PASSAGE SHOWN:
* * *

The future of AI in marketing
May 23rd, 2019
Could less-than-scrupulous recruiting practices be hurting you more than you know? High unemployment numbers in recent years have created an intensely competitive marketplace in which some recruiters are driven primarily by the final fee – with little regard for due diligence or quality of service. And, fairly or not, candidates who have a negative experience often place the blame with the hiring company, as well as the recruiter, which can damage your brand as an employer.
The fact is, candidates may not make a distinction between you as the hiring firm and the people you choose to represent you, believing a recruiter is acting on your instructions. Bad news travels fast – and candidates will complain loudly on social media about their poor experiences. With the potential impact to your brand in the balance, it’s critical to be on guard and to develop strategies to deal with a variety of scenarios.

* * *

GIVEN ENTRIES:
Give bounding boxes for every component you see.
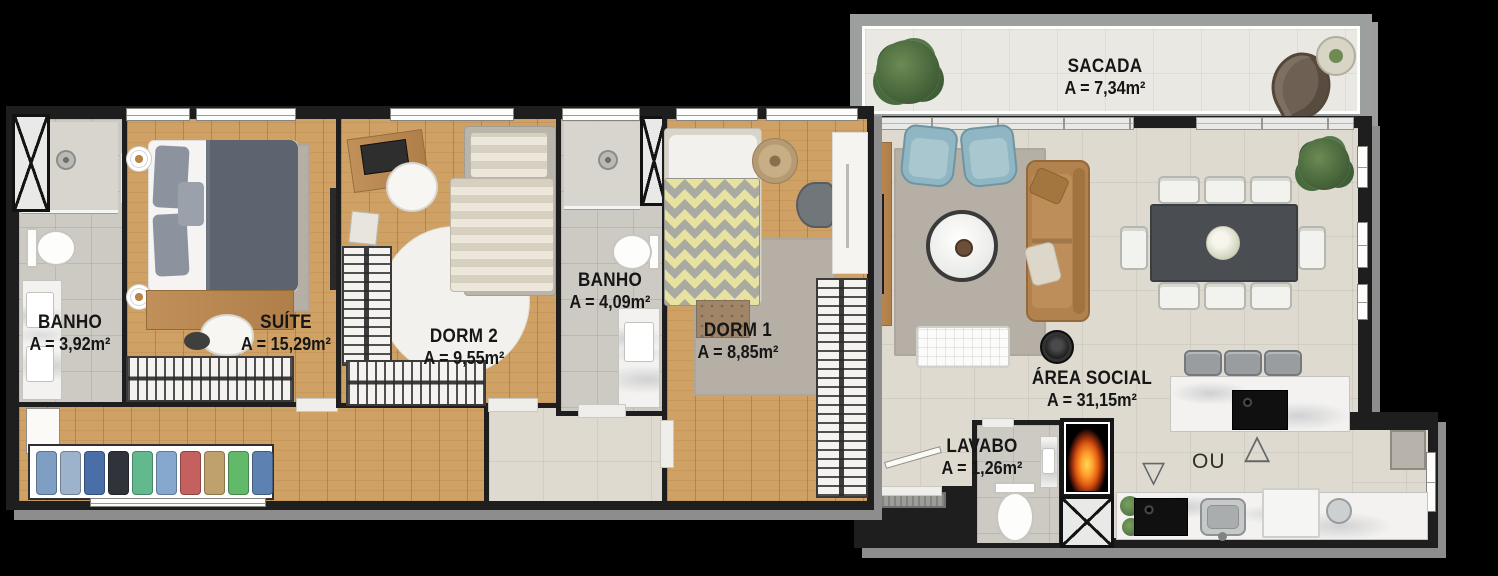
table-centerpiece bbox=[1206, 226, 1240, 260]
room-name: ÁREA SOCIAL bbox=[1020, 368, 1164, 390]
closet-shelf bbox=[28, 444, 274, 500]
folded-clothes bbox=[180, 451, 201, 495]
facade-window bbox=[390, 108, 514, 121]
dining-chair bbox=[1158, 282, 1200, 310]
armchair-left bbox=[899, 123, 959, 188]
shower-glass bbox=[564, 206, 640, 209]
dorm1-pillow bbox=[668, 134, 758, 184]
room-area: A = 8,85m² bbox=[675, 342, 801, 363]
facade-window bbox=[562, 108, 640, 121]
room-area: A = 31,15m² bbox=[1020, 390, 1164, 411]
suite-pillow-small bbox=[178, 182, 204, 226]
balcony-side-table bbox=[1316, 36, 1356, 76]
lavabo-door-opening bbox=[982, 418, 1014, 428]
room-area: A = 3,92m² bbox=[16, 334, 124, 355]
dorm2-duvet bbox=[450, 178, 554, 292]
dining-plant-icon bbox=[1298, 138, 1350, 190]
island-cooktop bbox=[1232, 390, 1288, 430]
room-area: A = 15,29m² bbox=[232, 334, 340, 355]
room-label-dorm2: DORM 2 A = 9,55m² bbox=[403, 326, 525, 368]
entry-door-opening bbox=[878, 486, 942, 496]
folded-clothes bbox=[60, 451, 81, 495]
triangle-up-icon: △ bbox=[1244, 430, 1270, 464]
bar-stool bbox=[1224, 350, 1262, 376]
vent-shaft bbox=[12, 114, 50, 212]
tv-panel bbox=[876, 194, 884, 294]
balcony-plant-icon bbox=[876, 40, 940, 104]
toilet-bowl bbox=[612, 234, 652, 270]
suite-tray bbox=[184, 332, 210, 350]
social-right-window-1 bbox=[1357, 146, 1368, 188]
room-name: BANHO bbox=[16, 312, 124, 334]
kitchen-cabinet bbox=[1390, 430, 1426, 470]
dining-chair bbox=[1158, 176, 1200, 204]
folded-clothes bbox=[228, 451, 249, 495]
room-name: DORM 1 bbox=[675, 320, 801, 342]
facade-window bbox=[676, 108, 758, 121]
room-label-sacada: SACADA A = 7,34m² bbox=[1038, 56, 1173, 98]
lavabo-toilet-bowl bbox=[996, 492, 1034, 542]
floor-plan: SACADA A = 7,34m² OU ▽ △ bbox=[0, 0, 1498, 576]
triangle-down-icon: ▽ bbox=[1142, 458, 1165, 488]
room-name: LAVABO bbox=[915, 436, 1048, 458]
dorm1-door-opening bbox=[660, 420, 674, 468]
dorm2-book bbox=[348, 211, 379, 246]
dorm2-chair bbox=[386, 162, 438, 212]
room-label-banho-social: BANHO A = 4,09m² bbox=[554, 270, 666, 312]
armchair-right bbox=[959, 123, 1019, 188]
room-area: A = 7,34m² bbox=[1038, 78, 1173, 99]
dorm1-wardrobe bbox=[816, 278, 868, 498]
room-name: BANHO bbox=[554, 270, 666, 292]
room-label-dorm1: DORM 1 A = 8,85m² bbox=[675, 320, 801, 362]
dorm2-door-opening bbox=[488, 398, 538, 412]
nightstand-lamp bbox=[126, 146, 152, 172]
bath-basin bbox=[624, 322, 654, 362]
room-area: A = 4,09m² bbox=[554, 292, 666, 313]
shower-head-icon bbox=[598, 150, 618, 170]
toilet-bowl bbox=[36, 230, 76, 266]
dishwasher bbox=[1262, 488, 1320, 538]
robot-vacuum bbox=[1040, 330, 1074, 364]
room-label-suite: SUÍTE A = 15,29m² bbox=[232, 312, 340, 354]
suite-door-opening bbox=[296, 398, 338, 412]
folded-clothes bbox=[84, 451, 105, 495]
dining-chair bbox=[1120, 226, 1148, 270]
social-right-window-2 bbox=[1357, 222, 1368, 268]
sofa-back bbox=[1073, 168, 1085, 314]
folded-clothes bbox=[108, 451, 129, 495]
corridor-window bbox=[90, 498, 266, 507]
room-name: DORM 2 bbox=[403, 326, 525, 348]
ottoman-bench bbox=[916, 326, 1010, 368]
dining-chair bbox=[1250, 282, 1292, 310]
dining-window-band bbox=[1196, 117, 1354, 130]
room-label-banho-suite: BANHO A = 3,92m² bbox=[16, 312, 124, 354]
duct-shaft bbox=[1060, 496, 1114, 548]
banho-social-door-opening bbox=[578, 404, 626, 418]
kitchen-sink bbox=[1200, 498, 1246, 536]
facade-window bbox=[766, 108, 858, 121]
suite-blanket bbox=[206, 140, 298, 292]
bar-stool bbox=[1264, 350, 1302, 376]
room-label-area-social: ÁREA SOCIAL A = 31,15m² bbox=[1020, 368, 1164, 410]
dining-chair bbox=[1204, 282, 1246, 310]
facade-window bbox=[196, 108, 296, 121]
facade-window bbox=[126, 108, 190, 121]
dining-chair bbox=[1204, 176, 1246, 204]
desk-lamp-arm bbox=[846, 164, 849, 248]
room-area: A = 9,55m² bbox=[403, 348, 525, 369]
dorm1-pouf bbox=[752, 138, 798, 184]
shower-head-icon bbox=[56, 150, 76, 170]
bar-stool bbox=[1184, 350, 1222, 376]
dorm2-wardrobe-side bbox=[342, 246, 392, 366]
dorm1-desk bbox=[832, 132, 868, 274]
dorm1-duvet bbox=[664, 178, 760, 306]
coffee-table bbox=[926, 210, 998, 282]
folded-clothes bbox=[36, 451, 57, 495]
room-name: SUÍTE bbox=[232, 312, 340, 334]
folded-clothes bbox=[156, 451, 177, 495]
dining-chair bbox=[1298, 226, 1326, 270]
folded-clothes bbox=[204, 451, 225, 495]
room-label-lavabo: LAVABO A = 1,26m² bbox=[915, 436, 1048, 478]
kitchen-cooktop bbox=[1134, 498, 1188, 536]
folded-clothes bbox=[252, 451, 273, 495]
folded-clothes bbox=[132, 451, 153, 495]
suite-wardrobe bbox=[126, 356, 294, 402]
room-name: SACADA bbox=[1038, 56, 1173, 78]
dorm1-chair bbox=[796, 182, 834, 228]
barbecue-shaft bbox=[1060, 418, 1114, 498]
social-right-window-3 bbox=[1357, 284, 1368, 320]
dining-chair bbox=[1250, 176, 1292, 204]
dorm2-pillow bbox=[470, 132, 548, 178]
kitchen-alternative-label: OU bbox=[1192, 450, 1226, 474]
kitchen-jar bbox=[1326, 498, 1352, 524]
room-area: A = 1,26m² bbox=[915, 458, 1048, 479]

* * *

Please rewrite the recruiting passage starting with "The future of" and going on through "as an employer.", putting "hiring organization" in place of "hiring company". The lines shown after the recruiting passage are separate material.

RESPONSE:
The future of AI in marketing
May 23rd, 2019
Could less-than-scrupulous recruiting practices be hurting you more than you know? High unemployment numbers in recent years have created an intensely competitive marketplace in which some recruiters are driven primarily by the final fee – with little regard for due diligence or quality of service. And, fairly or not, candidates who have a negative experience often place the blame with the hiring organization, as well as the recruiter, which can damage your brand as an employer.